_DIRECTIONS_
Extract the data exactly, missing nothing.

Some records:
* BEGIN *

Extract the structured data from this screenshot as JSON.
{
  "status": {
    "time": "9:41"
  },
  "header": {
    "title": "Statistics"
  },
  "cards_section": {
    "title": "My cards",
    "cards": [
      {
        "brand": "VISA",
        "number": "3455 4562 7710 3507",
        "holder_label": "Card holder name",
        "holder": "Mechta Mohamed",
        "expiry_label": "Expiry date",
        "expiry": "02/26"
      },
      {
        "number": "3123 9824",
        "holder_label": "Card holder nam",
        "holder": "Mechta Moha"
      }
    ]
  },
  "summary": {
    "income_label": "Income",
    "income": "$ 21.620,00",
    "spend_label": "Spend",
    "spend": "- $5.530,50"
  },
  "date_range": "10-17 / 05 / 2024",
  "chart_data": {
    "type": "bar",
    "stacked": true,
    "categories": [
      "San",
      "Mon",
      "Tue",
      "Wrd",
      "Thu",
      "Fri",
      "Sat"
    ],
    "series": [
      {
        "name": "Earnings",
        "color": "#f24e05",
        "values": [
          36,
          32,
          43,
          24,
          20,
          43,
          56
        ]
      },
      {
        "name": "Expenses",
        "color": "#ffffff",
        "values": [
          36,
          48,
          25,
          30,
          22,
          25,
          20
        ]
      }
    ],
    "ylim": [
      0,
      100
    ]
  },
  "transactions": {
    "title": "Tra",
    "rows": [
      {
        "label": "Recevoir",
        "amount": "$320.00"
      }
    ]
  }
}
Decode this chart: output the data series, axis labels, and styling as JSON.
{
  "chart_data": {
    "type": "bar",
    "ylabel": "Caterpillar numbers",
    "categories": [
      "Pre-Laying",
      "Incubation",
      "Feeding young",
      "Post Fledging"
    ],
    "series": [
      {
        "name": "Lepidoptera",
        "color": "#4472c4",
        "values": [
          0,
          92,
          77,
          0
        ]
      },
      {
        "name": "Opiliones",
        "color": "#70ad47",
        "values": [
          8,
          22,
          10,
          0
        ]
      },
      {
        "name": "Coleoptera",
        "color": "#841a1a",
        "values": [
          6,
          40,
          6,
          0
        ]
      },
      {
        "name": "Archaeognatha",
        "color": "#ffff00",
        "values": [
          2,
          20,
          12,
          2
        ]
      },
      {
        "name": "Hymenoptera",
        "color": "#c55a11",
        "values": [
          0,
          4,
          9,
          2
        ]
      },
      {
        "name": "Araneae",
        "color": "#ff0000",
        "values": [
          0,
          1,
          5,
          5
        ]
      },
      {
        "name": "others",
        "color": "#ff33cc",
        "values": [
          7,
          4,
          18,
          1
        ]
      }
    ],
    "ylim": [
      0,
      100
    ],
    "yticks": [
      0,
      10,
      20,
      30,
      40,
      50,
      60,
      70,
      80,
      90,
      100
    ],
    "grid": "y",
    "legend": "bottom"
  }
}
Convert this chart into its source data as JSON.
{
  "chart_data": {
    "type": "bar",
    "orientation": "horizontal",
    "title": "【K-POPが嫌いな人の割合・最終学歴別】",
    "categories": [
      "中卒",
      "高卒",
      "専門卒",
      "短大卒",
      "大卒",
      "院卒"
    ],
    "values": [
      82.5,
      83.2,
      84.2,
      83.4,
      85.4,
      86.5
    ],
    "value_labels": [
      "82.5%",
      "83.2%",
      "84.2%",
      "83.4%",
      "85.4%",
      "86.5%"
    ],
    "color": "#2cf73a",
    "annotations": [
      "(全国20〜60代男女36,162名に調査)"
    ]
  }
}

* END *

_COMPLETED EXERCISE_
Extract the structured data from this screenshot as JSON.
{
  "status": {
    "time": "9:41"
  },
  "header": {
    "title": "Statistics"
  },
  "cards_section": {
    "title": "My cards",
    "cards": [
      {
        "brand": "VISA",
        "number": "3455 4562 7710 3507",
        "holder_label": "Card holder name",
        "holder": "Mechta Mohamed",
        "expiry_label": "Expiry date",
        "expiry": "02/26"
      },
      {
        "number": "3123 9824",
        "holder_label": "Card holder nam",
        "holder": "Mechta Moha"
      }
    ]
  },
  "summary": {
    "income_label": "Income",
    "income": "$ 21.620,00",
    "spend_label": "Spend",
    "spend": "- $5.530,50"
  },
  "date_range": "10-17 / 05 / 2024",
  "chart_data": {
    "type": "bar",
    "stacked": true,
    "categories": [
      "San",
      "Mon",
      "Tue",
      "Wrd",
      "Thu",
      "Fri",
      "Sat"
    ],
    "series": [
      {
        "name": "Earnings",
        "color": "#f24e05",
        "values": [
          36,
          32,
          43,
          24,
          20,
          43,
          56
        ]
      },
      {
        "name": "Expenses",
        "color": "#ffffff",
        "values": [
          36,
          48,
          25,
          30,
          22,
          25,
          20
        ]
      }
    ],
    "ylim": [
      0,
      100
    ]
  },
  "transactions": {
    "title": "Tra",
    "rows": [
      {
        "label": "Recevoir",
        "amount": "$320.00"
      }
    ]
  }
}
Decode this chart: output the data series, axis labels, and styling as JSON.
{
  "chart_data": {
    "type": "bar",
    "ylabel": "Caterpillar numbers",
    "categories": [
      "Pre-Laying",
      "Incubation",
      "Feeding young",
      "Post Fledging"
    ],
    "series": [
      {
        "name": "Lepidoptera",
        "color": "#4472c4",
        "values": [
          0,
          92,
          77,
          0
        ]
      },
      {
        "name": "Opiliones",
        "color": "#70ad47",
        "values": [
          8,
          22,
          10,
          0
        ]
      },
      {
        "name": "Coleoptera",
        "color": "#841a1a",
        "values": [
          6,
          40,
          6,
          0
        ]
      },
      {
        "name": "Archaeognatha",
        "color": "#ffff00",
        "values": [
          2,
          20,
          12,
          2
        ]
      },
      {
        "name": "Hymenoptera",
        "color": "#c55a11",
        "values": [
          0,
          4,
          9,
          2
        ]
      },
      {
        "name": "Araneae",
        "color": "#ff0000",
        "values": [
          0,
          1,
          5,
          5
        ]
      },
      {
        "name": "others",
        "color": "#ff33cc",
        "values": [
          7,
          4,
          18,
          1
        ]
      }
    ],
    "ylim": [
      0,
      100
    ],
    "yticks": [
      0,
      10,
      20,
      30,
      40,
      50,
      60,
      70,
      80,
      90,
      100
    ],
    "grid": "y",
    "legend": "bottom"
  }
}
Convert this chart into its source data as JSON.
{
  "chart_data": {
    "type": "bar",
    "orientation": "horizontal",
    "title": "【K-POPが嫌いな人の割合・最終学歴別】",
    "categories": [
      "中卒",
      "高卒",
      "専門卒",
      "短大卒",
      "大卒",
      "院卒"
    ],
    "values": [
      82.5,
      83.2,
      84.2,
      83.4,
      85.4,
      86.5
    ],
    "value_labels": [
      "82.5%",
      "83.2%",
      "84.2%",
      "83.4%",
      "85.4%",
      "86.5%"
    ],
    "color": "#2cf73a",
    "annotations": [
      "(全国20〜60代男女36,162名に調査)"
    ]
  }
}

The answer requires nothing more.